== Consigne ==
Poursuivez le texte sur Alexandre et le gouvernement de la Perside en reprenant après sa dernière phrase.

== Texte de la page ==
•••••

Dans ce pêle-mêle étrange, comment discerner la vérité ? La chose ne laisse pas d’être assez difficile, j’en conviens ; elle eût peut-être moins embarrassé le grand naturaliste qui ne demandait qu’un fragment authentique des animaux gigantesques dont la race a depuis longtemps disparu, pour les faire revivre à nos yeux dans leur intégrité. Que n’essayons-nous d’appliquer la méthode de Cuvier à l’histoire ? Plus d’un monstre moral qui, par ses égaremens, rompant la chaîne des êtres, semble accuser la puissance créatrice de déroger, quand il s’agit de l’homme, aux lois qu’elle s’est tracées, irait, après un plus mûr examen, rejoindre l’hippogriffe et le dragon ailé dans le domaine des fables. La nature a rarement l’imagination malsaine ; les chroniqueurs que consultèrent Diodore de Sicile et Pintarque l’eurent souvent.

Alexandre était redescendu de Pasargade à Persépolis, quand il prit le parti d’envoyer Orxinès au supplice. La Perside n’avait pas été facile à conquérir ; il n’était guère moins difficile de la gouverner : pour remplir le rôle jadis dévolu au Perse Phrazaorte, une main ferme et un esprit délié ne seraient pas de trop. Alexandre donna pour satrape à la Perside Peuceste. Le choix faisait honneur au discernement d’Alexandre. De tous les Macédoniens, Peuceste était celui qui se montrait le plus franchement disposé à seconder les projets du roi. Au lieu de mettre son orgueil à humilier les vaincus, il ne voulut songer qu’à gagner leur confiance : il apprit leur langue, adopta leur costume et se plia si bien à toutes leurs habitudes que les Perses finirent par se montrer fiers d’avoir ainsi conquis un de leurs vainqueurs.

•••••

== Données fournies ==
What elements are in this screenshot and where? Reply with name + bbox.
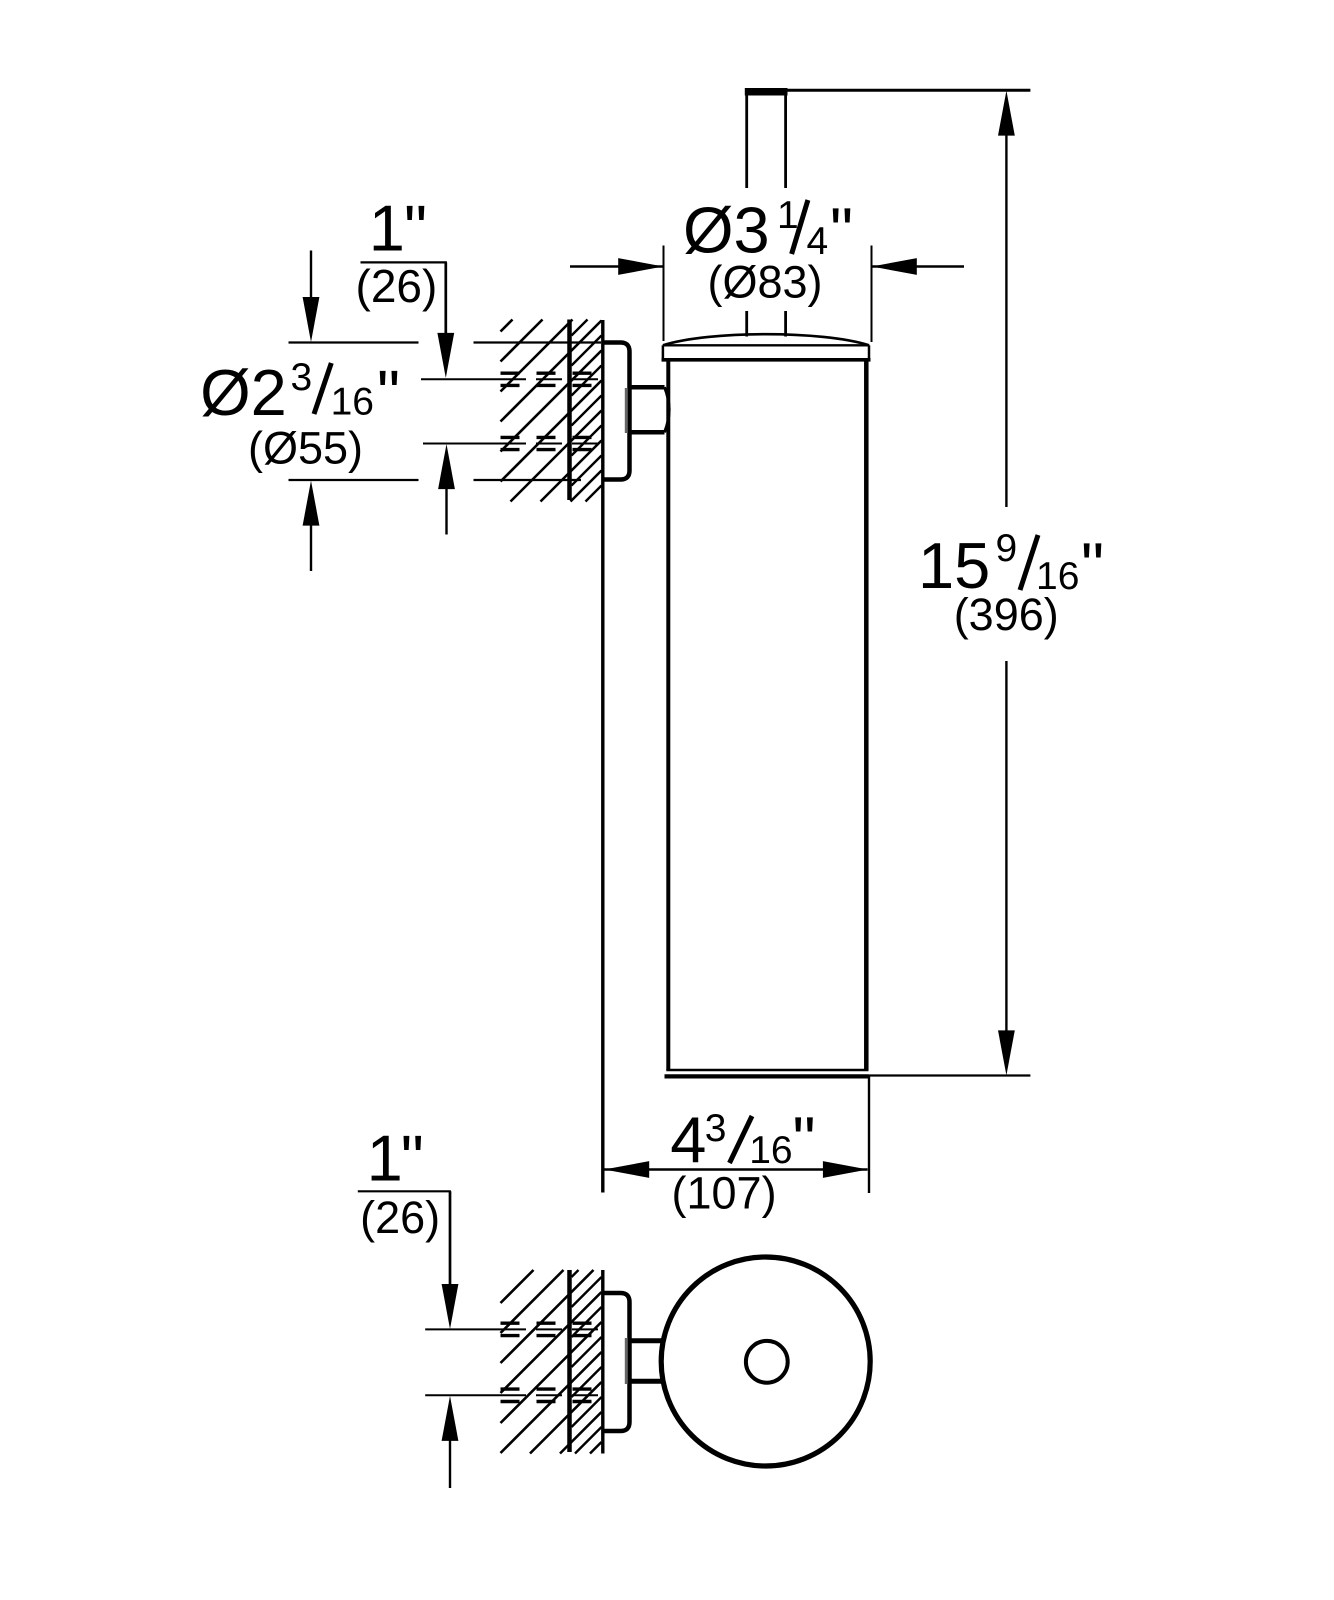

•••••

== Réponse ==
Les exécutions cependant se succédaient : un hardi prétendant, Bariax, avait ceint la tiare droite et pris le titre de roi des Perses et des Mèdes ; livré par Atropatès, satrape de la Médie, Bariax eut le sort d’Orxinès. Abulite, le satrape de la Susiane, et son fils Oxathrès payèrent également de leur tête les malversations qu’ils avaient commises. L’ordre renaissait partout sous les pas du roi, et les rigueurs que les historiens, d’un commun accord, ont flétries, trouvaient pour complices, non pas des courtisans dont l’approbation eût été suspecte, mais des peuples réclamant justice et appelant de tout leur espoir cette sévérité nécessaire.